Look through the data below. Pick out the lines holding the string "ultimo".
#### STORED DATA
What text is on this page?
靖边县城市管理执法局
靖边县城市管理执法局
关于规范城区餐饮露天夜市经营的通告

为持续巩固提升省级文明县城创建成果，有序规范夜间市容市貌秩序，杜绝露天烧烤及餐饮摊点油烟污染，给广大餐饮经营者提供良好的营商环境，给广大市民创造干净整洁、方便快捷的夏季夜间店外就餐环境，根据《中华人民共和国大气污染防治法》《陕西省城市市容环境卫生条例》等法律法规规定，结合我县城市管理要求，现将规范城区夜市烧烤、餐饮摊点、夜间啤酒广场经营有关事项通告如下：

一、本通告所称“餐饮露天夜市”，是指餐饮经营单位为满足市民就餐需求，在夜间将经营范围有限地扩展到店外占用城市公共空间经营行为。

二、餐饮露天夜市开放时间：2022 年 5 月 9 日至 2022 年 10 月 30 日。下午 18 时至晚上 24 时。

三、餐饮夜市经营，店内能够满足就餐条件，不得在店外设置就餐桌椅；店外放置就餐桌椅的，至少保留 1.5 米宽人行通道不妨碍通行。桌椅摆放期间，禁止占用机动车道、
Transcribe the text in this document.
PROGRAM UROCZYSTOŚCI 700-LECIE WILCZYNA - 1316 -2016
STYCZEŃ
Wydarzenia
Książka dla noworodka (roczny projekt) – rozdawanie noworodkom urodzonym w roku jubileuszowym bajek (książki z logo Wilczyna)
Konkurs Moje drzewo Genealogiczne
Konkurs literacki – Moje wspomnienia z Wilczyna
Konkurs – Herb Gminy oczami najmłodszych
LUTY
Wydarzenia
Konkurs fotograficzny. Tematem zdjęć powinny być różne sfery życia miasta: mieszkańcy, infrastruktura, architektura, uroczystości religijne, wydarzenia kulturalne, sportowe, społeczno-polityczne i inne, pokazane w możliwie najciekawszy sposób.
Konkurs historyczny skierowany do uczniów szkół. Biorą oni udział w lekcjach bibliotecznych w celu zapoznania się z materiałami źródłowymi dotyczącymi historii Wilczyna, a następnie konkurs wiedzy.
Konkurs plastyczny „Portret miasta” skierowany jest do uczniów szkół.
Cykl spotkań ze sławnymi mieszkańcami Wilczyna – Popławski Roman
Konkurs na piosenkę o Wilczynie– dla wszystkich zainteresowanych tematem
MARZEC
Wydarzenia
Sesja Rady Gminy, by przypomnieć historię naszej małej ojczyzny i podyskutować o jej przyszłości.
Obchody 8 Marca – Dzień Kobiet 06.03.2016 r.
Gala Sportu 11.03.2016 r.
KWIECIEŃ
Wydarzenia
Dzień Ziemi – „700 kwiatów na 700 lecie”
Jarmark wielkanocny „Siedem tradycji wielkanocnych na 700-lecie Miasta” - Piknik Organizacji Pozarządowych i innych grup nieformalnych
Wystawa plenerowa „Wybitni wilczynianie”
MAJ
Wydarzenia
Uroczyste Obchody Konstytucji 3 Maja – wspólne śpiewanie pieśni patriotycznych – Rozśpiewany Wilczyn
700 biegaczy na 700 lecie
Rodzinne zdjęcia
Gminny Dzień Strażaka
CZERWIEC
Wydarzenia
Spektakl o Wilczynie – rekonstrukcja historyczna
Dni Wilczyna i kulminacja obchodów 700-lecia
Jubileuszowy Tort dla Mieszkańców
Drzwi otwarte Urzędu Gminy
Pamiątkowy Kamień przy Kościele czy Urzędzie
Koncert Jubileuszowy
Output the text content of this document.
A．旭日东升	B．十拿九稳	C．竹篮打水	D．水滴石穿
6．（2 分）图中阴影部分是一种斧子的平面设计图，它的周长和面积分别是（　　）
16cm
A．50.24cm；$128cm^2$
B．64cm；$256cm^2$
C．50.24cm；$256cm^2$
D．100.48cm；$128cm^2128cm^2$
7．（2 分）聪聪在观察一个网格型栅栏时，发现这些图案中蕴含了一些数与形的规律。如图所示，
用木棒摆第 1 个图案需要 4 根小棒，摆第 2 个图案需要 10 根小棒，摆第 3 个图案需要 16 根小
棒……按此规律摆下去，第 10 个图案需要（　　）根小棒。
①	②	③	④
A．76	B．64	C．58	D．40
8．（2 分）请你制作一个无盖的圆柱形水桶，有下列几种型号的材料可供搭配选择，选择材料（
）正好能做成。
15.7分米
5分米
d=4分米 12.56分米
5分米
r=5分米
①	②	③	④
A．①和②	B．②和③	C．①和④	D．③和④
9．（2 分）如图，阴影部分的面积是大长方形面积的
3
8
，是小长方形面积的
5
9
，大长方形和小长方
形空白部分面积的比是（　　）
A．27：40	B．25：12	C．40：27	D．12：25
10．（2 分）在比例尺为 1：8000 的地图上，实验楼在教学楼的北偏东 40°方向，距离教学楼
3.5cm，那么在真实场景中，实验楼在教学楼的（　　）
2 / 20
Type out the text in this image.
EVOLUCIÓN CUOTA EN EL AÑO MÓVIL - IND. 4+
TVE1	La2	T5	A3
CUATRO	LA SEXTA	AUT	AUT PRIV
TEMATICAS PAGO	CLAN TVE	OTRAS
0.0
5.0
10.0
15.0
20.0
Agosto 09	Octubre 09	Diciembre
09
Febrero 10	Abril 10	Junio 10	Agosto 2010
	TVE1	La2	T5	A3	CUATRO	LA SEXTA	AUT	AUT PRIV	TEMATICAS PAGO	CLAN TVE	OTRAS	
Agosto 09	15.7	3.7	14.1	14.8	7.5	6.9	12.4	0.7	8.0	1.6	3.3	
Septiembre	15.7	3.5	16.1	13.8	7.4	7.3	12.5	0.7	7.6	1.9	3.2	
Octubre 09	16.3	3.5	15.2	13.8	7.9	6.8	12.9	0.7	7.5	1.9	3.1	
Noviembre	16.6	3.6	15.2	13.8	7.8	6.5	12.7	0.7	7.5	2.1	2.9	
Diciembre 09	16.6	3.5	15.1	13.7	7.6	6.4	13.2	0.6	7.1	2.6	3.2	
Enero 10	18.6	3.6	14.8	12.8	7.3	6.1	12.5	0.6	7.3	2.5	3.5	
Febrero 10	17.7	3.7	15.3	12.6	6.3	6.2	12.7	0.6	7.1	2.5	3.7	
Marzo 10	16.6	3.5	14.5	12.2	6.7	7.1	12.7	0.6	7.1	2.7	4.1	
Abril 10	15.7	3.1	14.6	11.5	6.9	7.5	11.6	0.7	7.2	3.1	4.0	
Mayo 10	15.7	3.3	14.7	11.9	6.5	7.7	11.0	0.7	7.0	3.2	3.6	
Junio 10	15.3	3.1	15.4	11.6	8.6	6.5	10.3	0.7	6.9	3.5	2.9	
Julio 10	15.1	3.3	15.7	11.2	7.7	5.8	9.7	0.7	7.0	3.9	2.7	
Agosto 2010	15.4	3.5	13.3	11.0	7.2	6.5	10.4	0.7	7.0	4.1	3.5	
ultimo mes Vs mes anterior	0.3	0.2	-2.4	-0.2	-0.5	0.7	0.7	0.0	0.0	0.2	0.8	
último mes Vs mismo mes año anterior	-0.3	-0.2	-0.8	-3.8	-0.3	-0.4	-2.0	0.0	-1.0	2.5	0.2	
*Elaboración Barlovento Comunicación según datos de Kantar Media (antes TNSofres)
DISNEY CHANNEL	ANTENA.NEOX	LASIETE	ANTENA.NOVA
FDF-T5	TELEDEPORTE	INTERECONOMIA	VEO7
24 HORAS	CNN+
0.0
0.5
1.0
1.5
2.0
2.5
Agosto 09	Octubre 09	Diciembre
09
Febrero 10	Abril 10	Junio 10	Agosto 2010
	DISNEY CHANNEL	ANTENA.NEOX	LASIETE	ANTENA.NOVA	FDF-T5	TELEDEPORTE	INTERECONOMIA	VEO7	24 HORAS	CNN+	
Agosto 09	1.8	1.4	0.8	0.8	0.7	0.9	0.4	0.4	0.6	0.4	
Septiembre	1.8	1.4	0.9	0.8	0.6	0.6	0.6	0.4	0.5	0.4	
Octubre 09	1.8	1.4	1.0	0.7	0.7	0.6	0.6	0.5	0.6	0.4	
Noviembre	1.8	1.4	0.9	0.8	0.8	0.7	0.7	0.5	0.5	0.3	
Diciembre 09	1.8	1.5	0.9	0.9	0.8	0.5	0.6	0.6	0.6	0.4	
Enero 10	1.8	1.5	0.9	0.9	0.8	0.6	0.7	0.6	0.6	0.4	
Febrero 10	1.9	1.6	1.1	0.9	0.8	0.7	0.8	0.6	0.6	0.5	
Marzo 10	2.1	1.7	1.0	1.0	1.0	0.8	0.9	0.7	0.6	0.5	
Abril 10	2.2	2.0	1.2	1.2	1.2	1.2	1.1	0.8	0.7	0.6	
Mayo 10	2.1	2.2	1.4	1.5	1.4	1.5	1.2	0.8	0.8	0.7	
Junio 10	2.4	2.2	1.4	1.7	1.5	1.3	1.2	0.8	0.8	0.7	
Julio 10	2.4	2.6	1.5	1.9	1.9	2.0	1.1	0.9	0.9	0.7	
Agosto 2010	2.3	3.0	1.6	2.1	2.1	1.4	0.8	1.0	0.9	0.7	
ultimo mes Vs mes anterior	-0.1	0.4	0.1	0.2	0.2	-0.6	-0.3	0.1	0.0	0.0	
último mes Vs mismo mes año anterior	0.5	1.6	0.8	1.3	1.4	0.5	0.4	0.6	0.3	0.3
########
• _IN RESPONSE_:
ultimo mes Vs mes anterior	0.3	0.2	-2.4	-0.2	-0.5	0.7	0.7	0.0	0.0	0.2	0.8	
ultimo mes Vs mes anterior	-0.1	0.4	0.1	0.2	0.2	-0.6	-0.3	0.1	0.0	0.0	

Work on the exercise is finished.